Dan interjects, briefly:


I'm impressed. One sitting. You must be mad. In all senses of the word.

I haven't even started it yet. And tomorrow, I run errands in the morning and attend Katherine's school play all afternoon, so I won't be able to dig into it until Wednesday at the earliest.

Ben retorts:

In your face! And I even turned down work this morning too, so intimidated was I at you throwing down the SAN gauntlet. Get on it pal. My head hurts.

[sometime later] Dan keeps Ben abreast:

Made it through discs 1 and 2 before Katherine’s birthday duties called. Will finish tomorrow.

Ben tries to taunt me with:

Replay on the Happy Birthday salutation. That you found time for the first two discs is pretty impressive given your present schedule on the home front. It also allows me to enjoy a repeat performance of my Darwin's Nightmare rip-off; i.e., blurt out a few stand-out scenes before you get a chance to mention them.

The opening (slow) pan of the cows is something else.

And the (slow slow) zoom in on the kitchen window, resting finally on a focus through the sheer curtain to the rain outside is something else again.

And the whole Beckett come Kafka conversation between Eric Clapton come Jesus and his sidekick and the police lieutenant; shit, the chat between the first two on the bench in the hallway before they even meet with the cop...

§ **Data supplied**
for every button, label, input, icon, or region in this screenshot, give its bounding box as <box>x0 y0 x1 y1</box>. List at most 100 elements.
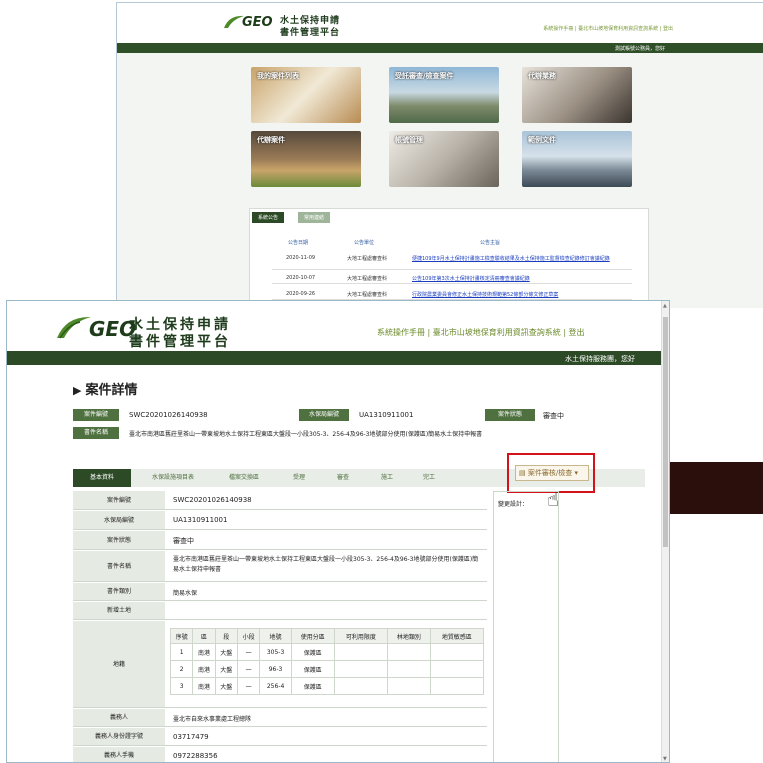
logo-line2: 書件管理平台 <box>280 28 341 38</box>
tile-label: 代辦業務 <box>528 72 556 80</box>
tab-basic[interactable]: 基本資料 <box>73 469 131 487</box>
table-row: 案件狀態 審查中 <box>73 531 487 550</box>
tab-accept[interactable]: 受理 <box>279 469 319 487</box>
land-cell: 1 <box>169 643 194 661</box>
page-title: ▶ 案件詳情 <box>73 379 137 398</box>
land-cell: 一 <box>236 660 261 678</box>
tile-review-cases[interactable]: 受託審查/檢查案件 <box>389 67 499 123</box>
land-col: 小段 <box>236 628 261 644</box>
news-subject-link[interactable]: 便捷109年9月水土保持計畫施工檢查驗收結果及水土保持施工監督檢查紀錄修訂會議紀… <box>412 255 622 262</box>
name-label: 書件名稱 <box>73 427 119 439</box>
greeting-bar: 測試帳號公務員，您好 <box>117 43 763 53</box>
tab-construction[interactable]: 施工 <box>367 469 407 487</box>
audit-button[interactable]: ▤ 案件審核/檢查 ▾ <box>515 465 589 481</box>
row-label: 書件名稱 <box>73 551 165 581</box>
scroll-down-icon[interactable]: ▼ <box>663 756 667 762</box>
news-row: 2020-10-07 大地工程處審查科 公告109年第3次水土保持計畫核定清冊審… <box>272 271 632 284</box>
top-links[interactable]: 系統操作手冊 | 臺北市山坡地保育利用資訊查詢系統 | 登出 <box>377 327 585 338</box>
land-cell <box>333 643 388 661</box>
row-label: 義務人手機 <box>73 747 165 762</box>
tab-review[interactable]: 審查 <box>323 469 363 487</box>
land-col: 區 <box>192 628 216 644</box>
document-icon: ▤ <box>519 469 526 477</box>
land-cell <box>386 677 431 695</box>
land-cell <box>333 660 388 678</box>
vertical-scrollbar[interactable]: ▲ ▼ <box>661 301 669 762</box>
land-cell: 一 <box>236 677 261 695</box>
row-label: 地籍 <box>73 621 165 707</box>
back-header: GEO 水土保持申請 書件管理平台 系統操作手冊 | 臺北市山坡地保育利用資訊查… <box>117 3 763 43</box>
land-col: 序號 <box>169 628 194 644</box>
tile-account[interactable]: 帳號管理 <box>389 131 499 187</box>
tile-label: 帳號管理 <box>395 136 423 144</box>
front-header: GEO 水土保持申請 書件管理平台 系統操作手冊 | 臺北市山坡地保育利用資訊查… <box>7 301 669 351</box>
land-cell: 3 <box>169 677 194 695</box>
tile-label: 我的案件列表 <box>257 72 299 80</box>
news-unit: 大地工程處審查科 <box>347 256 388 262</box>
row-label: 書件類別 <box>73 583 165 600</box>
row-label: 案件狀態 <box>73 531 165 549</box>
top-links[interactable]: 系統操作手冊 | 臺北市山坡地保育利用資訊查詢系統 | 登出 <box>543 25 673 32</box>
land-cell <box>386 660 431 678</box>
land-row: 3 南港 大盤 一 256-4 保護區 <box>169 677 485 695</box>
side-label: 變更設計： <box>498 501 529 508</box>
news-date: 2020-09-26 <box>286 291 316 297</box>
news-subject-link[interactable]: 行政院農業委員會修正水土保持技術規範第52條部分條文修正草案 <box>412 291 622 298</box>
land-cell: 南港 <box>192 643 216 661</box>
news-unit: 大地工程處審查科 <box>347 276 388 282</box>
row-value: 臺北市自來水事業處工程總隊 <box>173 716 252 723</box>
tab-links[interactable]: 常用連結 <box>298 212 331 223</box>
page-title-text: 案件詳情 <box>85 383 138 398</box>
row-label: 水保局編號 <box>73 511 165 529</box>
tile-label: 受託審查/檢查案件 <box>395 72 454 80</box>
land-cell <box>333 677 388 695</box>
caret-down-icon: ▾ <box>574 469 578 477</box>
side-panel: 變更設計： <box>493 491 559 762</box>
land-cell: 305-3 <box>259 643 292 661</box>
greeting: 測試帳號公務員，您好 <box>614 46 665 52</box>
row-value: 臺北市南港區舊莊里茶山一帶東坡地水土保持工程東區大盤段一小段305-3、256-… <box>173 556 479 573</box>
news-row: 2020-11-09 大地工程處審查科 便捷109年9月水土保持計畫施工檢查驗收… <box>272 251 632 270</box>
land-row: 2 南港 大盤 一 96-3 保護區 <box>169 660 485 678</box>
case-no-label: 案件編號 <box>73 409 119 421</box>
tile-my-cases[interactable]: 我的案件列表 <box>251 67 361 123</box>
land-cell: 大盤 <box>214 643 238 661</box>
land-cell: 大盤 <box>214 660 238 678</box>
news-subject-link[interactable]: 公告109年第3次水土保持計畫核定清冊審查會議紀錄 <box>412 275 622 282</box>
row-value: 審查中 <box>173 537 194 545</box>
row-value: 簡易水保 <box>173 590 198 597</box>
scroll-up-icon[interactable]: ▲ <box>663 303 667 309</box>
case-no-value: SWC20201026140938 <box>129 411 208 419</box>
tab-facilities[interactable]: 水保設施項目表 <box>135 469 211 487</box>
land-cell: 保護區 <box>290 643 335 661</box>
tile-label: 代辦案件 <box>257 136 285 144</box>
row-label: 義務人 <box>73 709 165 726</box>
row-label: 案件編號 <box>73 491 165 509</box>
tab-announcements[interactable]: 系統公告 <box>252 212 285 223</box>
scroll-thumb[interactable] <box>663 317 668 547</box>
table-row: 義務人手機 0972288356 <box>73 747 487 762</box>
land-cell <box>429 643 485 661</box>
land-header-row: 序號 區 段 小段 地號 使用分區 可利用限度 林地類別 地質敏感區 <box>169 628 485 644</box>
tile-agent-cases[interactable]: 代辦案件 <box>251 131 361 187</box>
triangle-icon: ▶ <box>73 384 82 397</box>
land-table: 序號 區 段 小段 地號 使用分區 可利用限度 林地類別 地質敏感區 1 南港 … <box>169 628 485 695</box>
land-col: 地質敏感區 <box>429 628 485 644</box>
land-row: 1 南港 大盤 一 305-3 保護區 <box>169 643 485 661</box>
tab-completion[interactable]: 完工 <box>409 469 449 487</box>
land-cell: 南港 <box>192 660 216 678</box>
audit-button-label: 案件審核/檢查 <box>527 469 573 477</box>
table-row: 書件名稱 臺北市南港區舊莊里茶山一帶東坡地水土保持工程東區大盤段一小段305-3… <box>73 551 487 582</box>
tile-samples[interactable]: 範例文件 <box>522 131 632 187</box>
greeting-bar: 水土保持服務團，您好 <box>7 351 663 365</box>
news-date: 2020-10-07 <box>286 275 316 281</box>
bureau-no-label: 水保局編號 <box>299 409 349 421</box>
news-row: 2020-09-26 大地工程處審查科 行政院農業委員會修正水土保持技術規範第5… <box>272 287 632 300</box>
col-date: 公告日期 <box>288 240 309 246</box>
logo-geo: GEO <box>242 15 273 30</box>
news-date: 2020-11-09 <box>286 255 316 261</box>
table-row: 書件類別 簡易水保 <box>73 583 487 601</box>
table-row: 案件編號 SWC20201026140938 <box>73 491 487 510</box>
tile-agency[interactable]: 代辦業務 <box>522 67 632 123</box>
tab-files[interactable]: 檔案交換區 <box>213 469 275 487</box>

§ **Tasks to perform**
A. Which scenes does Ben list as stand-out scenes in the exchange between Dan and Ben?
B. Rewrite the exchange between Dan and Ben from "Replay on the" to "with the cop...", swapping "kitchen window" for "bedroom window".
C. In the exchange between Dan and Ben, which discs did Dan get through before Katherine's birthday duties called?

§ **Answers provided**
A.
- The opening slow pan of the cows
- The slow zoom in on the kitchen window, ending on a focus through the sheer curtain to the rain outside
- The Beckett come Kafka conversation between Eric Clapton come Jesus, his sidekick and the police lieutenant
- The chat between the first two on the bench in the hallway before they meet with the cop

B.
Replay on the Happy Birthday salutation. That you found time for the first two discs is pretty impressive given your present schedule on the home front. It also allows me to enjoy a repeat performance of my Darwin's Nightmare rip-off; i.e., blurt out a few stand-out scenes before you get a chance to mention them.

The opening (slow) pan of the cows is something else.

And the (slow slow) zoom in on the bedroom window, resting finally on a focus through the sheer curtain to the rain outside is something else again.

And the whole Beckett come Kafka conversation between Eric Clapton come Jesus and his sidekick and the police lieutenant; shit, the chat between the first two on the bench in the hallway before they even meet with the cop...

C. Discs 1 and 2.